▶ _Task to carry out_
Answer with a single number: the count of lines that include the string "ylabel".

[Dataset excerpt]
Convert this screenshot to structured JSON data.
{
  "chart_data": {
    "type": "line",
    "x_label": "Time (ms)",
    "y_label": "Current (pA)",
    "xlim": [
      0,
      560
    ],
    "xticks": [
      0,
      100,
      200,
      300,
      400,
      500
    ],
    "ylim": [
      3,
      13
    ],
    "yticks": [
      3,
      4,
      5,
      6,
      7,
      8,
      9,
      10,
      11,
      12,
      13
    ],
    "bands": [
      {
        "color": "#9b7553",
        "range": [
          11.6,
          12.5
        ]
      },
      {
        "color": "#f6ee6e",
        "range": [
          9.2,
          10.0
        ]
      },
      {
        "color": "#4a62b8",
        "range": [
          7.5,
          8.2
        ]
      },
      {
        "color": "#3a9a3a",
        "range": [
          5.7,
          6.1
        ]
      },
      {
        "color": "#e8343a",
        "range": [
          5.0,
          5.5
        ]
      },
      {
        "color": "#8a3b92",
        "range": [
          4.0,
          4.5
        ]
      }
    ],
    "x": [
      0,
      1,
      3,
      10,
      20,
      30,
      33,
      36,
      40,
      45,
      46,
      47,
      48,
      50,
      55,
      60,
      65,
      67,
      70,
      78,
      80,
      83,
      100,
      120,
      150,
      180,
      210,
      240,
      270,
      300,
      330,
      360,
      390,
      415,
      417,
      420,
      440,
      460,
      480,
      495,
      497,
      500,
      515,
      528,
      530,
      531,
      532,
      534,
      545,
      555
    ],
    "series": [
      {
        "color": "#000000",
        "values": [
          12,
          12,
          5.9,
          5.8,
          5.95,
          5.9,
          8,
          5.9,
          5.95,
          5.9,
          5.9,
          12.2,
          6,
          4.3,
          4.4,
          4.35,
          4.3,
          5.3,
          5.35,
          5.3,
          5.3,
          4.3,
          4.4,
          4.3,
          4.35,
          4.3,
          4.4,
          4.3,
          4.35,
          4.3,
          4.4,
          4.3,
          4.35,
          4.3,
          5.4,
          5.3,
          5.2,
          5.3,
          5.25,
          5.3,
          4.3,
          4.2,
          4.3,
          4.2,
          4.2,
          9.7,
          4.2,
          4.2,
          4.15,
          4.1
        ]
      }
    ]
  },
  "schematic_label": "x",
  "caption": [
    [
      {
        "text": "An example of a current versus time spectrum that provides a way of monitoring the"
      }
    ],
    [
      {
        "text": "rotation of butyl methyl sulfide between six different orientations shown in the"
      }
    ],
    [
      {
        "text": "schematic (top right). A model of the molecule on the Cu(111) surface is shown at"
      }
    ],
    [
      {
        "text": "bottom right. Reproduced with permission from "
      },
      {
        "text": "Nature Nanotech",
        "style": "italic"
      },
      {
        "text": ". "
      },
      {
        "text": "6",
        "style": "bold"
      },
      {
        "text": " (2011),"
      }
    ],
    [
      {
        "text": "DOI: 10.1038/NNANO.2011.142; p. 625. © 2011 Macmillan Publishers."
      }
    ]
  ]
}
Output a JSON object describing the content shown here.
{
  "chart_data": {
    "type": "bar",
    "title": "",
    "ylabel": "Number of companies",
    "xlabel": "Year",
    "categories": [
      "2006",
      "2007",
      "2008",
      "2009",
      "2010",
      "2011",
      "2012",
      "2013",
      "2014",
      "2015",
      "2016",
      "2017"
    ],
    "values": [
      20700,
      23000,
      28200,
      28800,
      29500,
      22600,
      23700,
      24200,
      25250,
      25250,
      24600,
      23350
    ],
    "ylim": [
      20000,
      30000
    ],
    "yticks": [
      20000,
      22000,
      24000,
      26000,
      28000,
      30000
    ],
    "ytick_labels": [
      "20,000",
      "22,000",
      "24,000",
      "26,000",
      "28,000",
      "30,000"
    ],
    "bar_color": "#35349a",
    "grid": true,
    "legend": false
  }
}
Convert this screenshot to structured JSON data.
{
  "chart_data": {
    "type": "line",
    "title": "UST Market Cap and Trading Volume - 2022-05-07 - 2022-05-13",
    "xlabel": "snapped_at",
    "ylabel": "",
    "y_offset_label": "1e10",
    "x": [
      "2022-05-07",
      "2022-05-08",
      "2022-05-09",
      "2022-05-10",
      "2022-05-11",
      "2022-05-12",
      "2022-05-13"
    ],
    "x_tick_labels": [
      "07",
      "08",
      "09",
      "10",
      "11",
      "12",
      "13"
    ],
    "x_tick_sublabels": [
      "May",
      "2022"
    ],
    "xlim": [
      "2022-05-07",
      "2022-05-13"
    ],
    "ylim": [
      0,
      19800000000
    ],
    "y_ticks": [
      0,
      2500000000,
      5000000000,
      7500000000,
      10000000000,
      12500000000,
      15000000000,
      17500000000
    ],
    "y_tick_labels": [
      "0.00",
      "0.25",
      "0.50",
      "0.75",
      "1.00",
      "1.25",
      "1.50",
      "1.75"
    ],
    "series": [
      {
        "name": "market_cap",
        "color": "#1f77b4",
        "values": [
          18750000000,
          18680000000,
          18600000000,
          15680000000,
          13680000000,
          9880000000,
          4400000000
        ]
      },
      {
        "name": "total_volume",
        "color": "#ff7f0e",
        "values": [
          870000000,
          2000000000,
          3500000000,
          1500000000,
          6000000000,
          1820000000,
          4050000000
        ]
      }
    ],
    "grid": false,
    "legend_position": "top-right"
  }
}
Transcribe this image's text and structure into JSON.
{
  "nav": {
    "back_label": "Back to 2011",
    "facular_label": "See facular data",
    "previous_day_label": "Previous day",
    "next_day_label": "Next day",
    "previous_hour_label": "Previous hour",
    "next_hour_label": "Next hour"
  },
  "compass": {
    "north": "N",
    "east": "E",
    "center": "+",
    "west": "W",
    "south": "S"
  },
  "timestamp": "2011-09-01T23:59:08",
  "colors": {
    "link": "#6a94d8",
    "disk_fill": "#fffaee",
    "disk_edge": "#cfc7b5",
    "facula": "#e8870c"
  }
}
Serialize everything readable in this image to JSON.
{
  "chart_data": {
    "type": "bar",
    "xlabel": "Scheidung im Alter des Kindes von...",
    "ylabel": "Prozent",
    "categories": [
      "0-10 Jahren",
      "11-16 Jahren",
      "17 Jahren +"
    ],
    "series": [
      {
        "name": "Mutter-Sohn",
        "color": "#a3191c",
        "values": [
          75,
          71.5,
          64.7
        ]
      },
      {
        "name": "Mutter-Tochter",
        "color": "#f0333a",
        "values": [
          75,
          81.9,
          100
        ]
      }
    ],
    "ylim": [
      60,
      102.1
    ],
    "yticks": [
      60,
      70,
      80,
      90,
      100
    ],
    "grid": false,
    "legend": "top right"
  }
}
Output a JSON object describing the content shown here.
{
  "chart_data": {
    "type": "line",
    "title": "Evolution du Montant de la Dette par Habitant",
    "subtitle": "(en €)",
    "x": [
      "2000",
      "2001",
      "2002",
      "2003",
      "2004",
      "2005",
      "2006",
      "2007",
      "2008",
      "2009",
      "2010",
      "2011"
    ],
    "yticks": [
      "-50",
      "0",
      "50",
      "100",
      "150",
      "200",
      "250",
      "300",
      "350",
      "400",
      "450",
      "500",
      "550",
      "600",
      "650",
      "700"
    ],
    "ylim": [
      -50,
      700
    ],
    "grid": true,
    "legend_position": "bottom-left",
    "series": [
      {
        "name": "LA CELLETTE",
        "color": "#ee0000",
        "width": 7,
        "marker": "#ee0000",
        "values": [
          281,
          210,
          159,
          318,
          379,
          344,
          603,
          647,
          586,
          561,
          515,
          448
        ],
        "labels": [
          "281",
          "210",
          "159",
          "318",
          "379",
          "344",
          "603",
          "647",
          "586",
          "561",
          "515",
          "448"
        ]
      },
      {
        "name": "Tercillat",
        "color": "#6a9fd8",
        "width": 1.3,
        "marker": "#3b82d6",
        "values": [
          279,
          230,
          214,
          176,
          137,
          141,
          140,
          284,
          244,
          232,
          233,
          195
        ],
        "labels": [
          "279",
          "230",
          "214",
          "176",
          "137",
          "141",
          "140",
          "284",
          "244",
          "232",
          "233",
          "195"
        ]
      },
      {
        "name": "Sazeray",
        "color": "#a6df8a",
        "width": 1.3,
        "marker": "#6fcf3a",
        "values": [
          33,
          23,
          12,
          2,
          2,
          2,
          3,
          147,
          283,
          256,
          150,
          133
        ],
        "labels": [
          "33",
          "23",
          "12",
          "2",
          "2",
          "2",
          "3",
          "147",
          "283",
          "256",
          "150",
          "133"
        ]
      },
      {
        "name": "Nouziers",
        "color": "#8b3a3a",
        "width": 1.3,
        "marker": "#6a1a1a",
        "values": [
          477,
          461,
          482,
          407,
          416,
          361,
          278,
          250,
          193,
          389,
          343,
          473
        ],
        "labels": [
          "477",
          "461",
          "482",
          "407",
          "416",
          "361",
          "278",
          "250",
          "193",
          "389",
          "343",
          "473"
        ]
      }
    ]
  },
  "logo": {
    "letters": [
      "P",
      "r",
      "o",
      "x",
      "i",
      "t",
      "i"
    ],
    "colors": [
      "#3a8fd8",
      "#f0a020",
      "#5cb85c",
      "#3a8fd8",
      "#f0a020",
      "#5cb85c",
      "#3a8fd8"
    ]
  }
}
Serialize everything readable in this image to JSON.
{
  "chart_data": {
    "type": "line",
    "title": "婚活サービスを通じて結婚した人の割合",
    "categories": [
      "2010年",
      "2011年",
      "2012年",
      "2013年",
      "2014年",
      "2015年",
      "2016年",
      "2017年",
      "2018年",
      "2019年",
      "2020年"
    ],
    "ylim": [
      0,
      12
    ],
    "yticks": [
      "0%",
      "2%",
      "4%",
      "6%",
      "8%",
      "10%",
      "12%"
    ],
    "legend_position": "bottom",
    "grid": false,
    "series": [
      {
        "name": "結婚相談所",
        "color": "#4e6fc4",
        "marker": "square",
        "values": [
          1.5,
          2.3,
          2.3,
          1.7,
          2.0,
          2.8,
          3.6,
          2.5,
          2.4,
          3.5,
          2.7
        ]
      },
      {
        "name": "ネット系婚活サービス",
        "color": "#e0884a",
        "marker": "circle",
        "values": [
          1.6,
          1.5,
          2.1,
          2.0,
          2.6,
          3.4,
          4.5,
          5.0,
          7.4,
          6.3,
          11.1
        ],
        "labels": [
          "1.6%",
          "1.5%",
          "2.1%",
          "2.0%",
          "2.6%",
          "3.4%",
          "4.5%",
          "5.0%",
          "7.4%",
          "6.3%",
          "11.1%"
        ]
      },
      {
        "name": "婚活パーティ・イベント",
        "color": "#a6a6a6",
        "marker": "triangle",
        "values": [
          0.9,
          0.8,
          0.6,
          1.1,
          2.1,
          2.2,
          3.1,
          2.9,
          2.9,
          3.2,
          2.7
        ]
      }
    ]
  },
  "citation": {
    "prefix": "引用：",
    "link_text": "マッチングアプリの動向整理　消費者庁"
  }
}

▶ _Task result_
3